Extracted records
────────────────────
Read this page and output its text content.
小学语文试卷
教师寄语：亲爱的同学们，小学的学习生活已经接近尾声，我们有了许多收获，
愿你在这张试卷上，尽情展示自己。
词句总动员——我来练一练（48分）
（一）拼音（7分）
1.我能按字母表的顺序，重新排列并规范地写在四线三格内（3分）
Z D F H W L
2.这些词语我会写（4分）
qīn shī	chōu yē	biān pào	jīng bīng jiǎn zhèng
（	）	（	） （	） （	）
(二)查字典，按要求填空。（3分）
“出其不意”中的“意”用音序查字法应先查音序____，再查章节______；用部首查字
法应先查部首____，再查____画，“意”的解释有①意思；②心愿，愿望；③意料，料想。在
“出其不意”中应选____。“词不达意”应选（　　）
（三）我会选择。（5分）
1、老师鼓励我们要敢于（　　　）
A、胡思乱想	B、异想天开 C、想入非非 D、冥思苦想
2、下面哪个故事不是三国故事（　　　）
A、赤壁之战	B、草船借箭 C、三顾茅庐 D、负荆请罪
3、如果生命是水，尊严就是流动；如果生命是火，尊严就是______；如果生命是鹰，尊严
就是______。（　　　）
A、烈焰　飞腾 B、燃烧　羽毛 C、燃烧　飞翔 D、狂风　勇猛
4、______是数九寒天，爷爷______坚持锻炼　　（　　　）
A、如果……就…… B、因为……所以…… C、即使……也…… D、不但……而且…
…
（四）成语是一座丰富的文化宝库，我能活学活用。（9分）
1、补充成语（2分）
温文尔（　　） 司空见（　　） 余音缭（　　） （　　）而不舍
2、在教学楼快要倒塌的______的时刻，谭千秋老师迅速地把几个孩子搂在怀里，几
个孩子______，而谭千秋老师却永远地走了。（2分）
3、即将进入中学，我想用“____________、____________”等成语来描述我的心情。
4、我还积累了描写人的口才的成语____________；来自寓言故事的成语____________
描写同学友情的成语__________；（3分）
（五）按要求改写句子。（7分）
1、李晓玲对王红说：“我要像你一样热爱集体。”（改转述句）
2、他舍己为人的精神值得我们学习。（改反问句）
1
────────────────────
The request
Single out each line of the records above with the string "出其不意" in it, and copy it.

Solution for this task
“出其不意”中的“意”用音序查字法应先查音序____，再查章节______；用部首查字
“出其不意”中应选____。“词不达意”应选（　　）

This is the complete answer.